## start DATA

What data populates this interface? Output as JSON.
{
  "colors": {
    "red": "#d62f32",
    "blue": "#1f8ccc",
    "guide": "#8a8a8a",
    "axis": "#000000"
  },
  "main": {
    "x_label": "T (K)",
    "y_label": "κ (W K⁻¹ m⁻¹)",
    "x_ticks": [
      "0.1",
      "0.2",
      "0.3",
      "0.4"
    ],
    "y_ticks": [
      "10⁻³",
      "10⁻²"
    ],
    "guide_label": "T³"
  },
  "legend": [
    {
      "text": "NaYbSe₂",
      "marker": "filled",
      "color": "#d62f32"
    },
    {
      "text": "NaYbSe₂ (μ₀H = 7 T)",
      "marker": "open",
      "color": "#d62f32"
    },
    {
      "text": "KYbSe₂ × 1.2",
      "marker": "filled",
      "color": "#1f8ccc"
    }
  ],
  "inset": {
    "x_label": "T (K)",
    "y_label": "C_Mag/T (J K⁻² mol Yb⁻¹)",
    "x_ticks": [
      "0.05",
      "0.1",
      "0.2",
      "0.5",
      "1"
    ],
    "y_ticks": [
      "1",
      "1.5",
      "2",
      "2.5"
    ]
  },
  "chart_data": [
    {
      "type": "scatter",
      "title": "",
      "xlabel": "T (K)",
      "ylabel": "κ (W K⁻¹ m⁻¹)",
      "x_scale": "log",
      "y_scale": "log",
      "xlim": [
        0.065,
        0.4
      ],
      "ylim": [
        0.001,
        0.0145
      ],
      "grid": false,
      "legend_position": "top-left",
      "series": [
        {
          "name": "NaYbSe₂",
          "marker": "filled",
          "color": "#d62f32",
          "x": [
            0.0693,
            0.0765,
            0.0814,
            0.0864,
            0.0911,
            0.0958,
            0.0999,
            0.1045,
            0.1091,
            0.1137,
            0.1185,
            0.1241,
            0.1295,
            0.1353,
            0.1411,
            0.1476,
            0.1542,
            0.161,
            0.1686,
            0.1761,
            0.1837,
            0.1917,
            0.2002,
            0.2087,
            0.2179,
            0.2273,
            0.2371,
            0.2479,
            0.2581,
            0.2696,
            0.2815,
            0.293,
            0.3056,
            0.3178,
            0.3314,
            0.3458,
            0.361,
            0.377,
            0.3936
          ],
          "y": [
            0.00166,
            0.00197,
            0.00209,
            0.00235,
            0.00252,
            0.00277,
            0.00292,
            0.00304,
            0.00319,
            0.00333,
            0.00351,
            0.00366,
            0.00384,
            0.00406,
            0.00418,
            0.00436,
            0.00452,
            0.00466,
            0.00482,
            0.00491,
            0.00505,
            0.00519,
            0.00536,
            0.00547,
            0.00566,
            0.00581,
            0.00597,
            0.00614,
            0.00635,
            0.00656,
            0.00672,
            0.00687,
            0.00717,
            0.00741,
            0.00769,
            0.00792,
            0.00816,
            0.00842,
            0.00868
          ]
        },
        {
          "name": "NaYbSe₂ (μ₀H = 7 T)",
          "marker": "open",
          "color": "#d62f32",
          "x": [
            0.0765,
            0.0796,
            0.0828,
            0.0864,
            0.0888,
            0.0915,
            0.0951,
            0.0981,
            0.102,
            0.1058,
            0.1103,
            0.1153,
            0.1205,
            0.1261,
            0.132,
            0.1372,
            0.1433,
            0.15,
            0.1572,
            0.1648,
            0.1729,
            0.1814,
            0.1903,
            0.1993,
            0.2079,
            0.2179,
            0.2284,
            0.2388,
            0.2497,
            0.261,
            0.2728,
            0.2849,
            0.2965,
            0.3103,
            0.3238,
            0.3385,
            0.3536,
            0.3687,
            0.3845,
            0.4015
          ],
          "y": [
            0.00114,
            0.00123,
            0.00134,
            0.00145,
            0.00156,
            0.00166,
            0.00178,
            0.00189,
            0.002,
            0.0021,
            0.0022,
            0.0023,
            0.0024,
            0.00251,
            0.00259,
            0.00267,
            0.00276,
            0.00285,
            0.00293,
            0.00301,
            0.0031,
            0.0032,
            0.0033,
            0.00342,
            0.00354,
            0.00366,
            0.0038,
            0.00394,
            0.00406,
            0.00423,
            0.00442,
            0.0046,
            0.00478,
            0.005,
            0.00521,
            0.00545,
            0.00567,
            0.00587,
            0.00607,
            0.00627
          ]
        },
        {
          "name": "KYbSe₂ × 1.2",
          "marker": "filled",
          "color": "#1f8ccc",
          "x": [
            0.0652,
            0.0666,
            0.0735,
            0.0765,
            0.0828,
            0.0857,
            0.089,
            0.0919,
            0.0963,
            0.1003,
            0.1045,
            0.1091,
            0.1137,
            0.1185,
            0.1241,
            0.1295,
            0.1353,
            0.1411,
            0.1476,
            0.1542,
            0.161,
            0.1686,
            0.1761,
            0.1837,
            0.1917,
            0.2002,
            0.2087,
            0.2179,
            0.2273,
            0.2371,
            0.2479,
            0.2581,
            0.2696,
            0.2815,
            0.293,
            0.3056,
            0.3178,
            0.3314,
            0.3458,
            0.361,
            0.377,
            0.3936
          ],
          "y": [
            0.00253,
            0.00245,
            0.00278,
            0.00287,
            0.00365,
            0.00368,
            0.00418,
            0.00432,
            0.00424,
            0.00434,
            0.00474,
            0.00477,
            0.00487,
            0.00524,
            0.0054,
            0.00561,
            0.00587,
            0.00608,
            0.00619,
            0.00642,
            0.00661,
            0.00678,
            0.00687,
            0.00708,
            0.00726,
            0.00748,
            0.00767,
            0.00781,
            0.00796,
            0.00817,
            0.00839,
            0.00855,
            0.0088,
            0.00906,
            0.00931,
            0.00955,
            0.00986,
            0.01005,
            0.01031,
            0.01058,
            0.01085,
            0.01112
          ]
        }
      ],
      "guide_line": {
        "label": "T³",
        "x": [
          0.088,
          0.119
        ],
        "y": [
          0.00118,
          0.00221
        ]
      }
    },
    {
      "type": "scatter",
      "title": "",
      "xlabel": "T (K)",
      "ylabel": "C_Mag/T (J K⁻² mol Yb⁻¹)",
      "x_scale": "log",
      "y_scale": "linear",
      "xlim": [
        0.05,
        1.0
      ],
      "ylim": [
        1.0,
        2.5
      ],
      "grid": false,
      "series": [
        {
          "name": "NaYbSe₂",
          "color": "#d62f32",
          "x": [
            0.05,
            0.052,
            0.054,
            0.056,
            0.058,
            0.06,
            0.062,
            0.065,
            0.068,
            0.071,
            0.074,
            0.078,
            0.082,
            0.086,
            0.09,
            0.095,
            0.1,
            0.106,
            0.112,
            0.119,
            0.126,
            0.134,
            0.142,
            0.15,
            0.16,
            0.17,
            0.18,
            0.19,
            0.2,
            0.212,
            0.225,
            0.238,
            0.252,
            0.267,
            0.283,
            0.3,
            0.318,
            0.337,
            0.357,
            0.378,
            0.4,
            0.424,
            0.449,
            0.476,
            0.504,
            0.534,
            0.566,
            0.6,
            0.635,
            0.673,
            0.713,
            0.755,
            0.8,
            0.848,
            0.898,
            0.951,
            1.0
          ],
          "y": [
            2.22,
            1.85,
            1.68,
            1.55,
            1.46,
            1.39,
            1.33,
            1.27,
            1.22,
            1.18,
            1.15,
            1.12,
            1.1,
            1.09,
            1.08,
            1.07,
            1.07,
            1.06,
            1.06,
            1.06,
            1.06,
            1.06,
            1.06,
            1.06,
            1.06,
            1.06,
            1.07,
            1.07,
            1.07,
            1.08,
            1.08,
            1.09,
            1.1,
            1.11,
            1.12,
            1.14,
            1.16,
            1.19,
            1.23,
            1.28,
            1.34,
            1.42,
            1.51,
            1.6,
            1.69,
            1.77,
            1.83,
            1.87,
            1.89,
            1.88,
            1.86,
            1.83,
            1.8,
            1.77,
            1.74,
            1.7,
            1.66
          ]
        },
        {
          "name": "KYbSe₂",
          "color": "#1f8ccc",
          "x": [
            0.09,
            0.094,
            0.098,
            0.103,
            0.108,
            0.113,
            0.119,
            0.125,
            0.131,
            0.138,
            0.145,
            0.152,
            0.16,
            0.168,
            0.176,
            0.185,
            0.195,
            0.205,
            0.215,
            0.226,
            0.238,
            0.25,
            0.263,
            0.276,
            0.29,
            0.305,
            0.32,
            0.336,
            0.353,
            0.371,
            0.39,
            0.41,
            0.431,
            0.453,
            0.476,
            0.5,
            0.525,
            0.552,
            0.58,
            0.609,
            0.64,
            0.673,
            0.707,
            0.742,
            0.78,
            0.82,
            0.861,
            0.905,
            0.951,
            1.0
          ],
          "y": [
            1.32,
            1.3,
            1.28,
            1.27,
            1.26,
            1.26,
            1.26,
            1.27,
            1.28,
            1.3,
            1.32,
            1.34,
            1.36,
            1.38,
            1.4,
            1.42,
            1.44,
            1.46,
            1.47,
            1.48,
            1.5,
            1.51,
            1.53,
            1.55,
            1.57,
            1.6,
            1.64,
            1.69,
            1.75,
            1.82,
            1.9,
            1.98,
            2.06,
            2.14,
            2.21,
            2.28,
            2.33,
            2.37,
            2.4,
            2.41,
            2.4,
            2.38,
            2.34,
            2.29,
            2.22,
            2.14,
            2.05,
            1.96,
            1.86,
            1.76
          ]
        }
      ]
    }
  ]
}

## end DATA

WRITTEN PROBLEM: Within the entries above, how many lines contain "NaYbSe₂"? Respond with the number only.

CORRECT RESULT: 5